- Exercise instructions: Reproduce the data below in full and exclude every picture.
START
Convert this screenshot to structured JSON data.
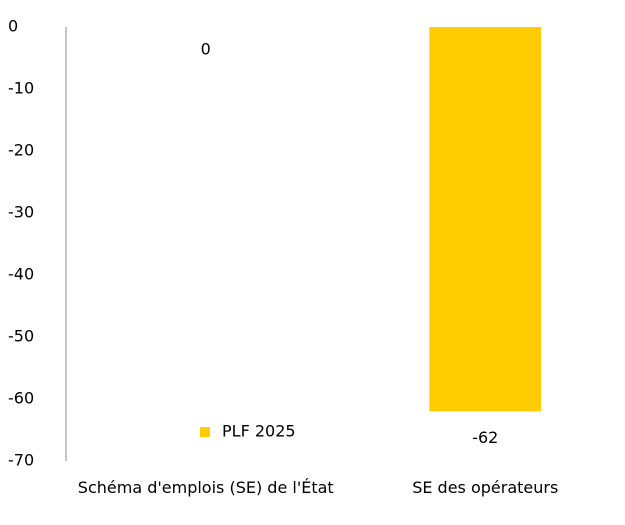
{
  "chart_data": {
    "type": "bar",
    "categories": [
      "Schéma d'emplois (SE) de l'État",
      "SE des opérateurs"
    ],
    "series": [
      {
        "name": "PLF 2025",
        "color": "#FFCC00",
        "values": [
          0,
          -62
        ]
      }
    ],
    "ylim": [
      -70,
      0
    ],
    "yticks": [
      0,
      -10,
      -20,
      -30,
      -40,
      -50,
      -60,
      -70
    ],
    "legend": "bottom-left",
    "grid": false
  }
}
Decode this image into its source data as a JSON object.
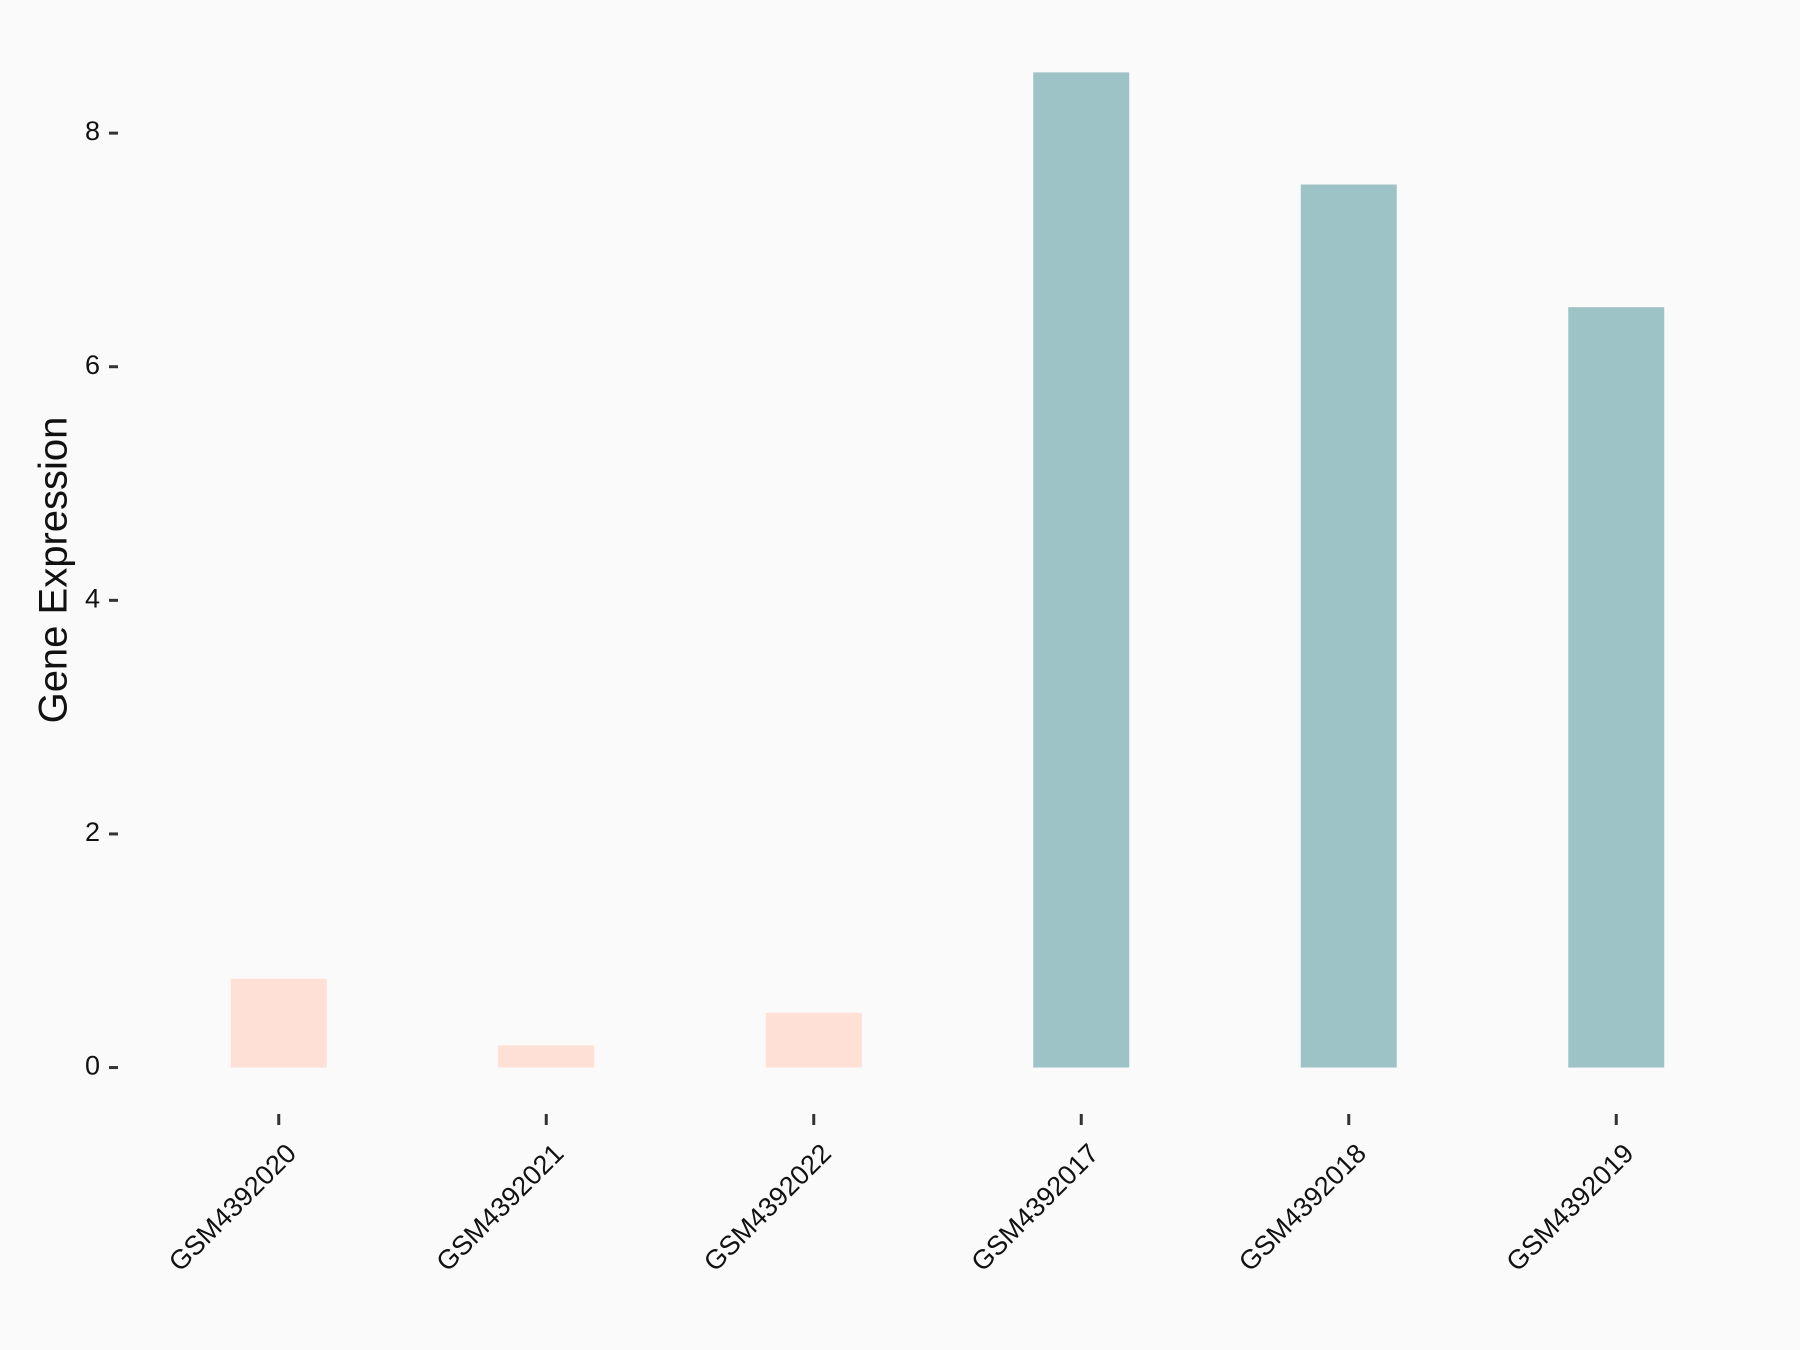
{
  "chart_data": {
    "type": "bar",
    "y_label": "Gene Expression",
    "categories": [
      "GSM4392020",
      "GSM4392021",
      "GSM4392022",
      "GSM4392017",
      "GSM4392018",
      "GSM4392019"
    ],
    "values": [
      0.76,
      0.19,
      0.47,
      8.52,
      7.56,
      6.51
    ],
    "colors": [
      "#FFE0D6",
      "#FFE0D6",
      "#FFE0D6",
      "#9DC3C7",
      "#9DC3C7",
      "#9DC3C7"
    ],
    "ylim": [
      -0.3,
      8.9
    ],
    "yticks": [
      0,
      2,
      4,
      6,
      8
    ]
  }
}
END
- The answer:
Convert this screenshot to structured JSON data.
{
  "chart_data": {
    "type": "bar",
    "categories": [
      "Schéma d'emplois (SE) de l'État",
      "SE des opérateurs"
    ],
    "series": [
      {
        "name": "PLF 2025",
        "color": "#FFCC00",
        "values": [
          0,
          -62
        ]
      }
    ],
    "ylim": [
      -70,
      0
    ],
    "yticks": [
      0,
      -10,
      -20,
      -30,
      -40,
      -50,
      -60,
      -70
    ],
    "legend": "bottom-left",
    "grid": false
  }
}
Decode this image into its source data as a JSON object.
{
  "chart_data": {
    "type": "bar",
    "y_label": "Gene Expression",
    "categories": [
      "GSM4392020",
      "GSM4392021",
      "GSM4392022",
      "GSM4392017",
      "GSM4392018",
      "GSM4392019"
    ],
    "values": [
      0.76,
      0.19,
      0.47,
      8.52,
      7.56,
      6.51
    ],
    "colors": [
      "#FFE0D6",
      "#FFE0D6",
      "#FFE0D6",
      "#9DC3C7",
      "#9DC3C7",
      "#9DC3C7"
    ],
    "ylim": [
      -0.3,
      8.9
    ],
    "yticks": [
      0,
      2,
      4,
      6,
      8
    ]
  }
}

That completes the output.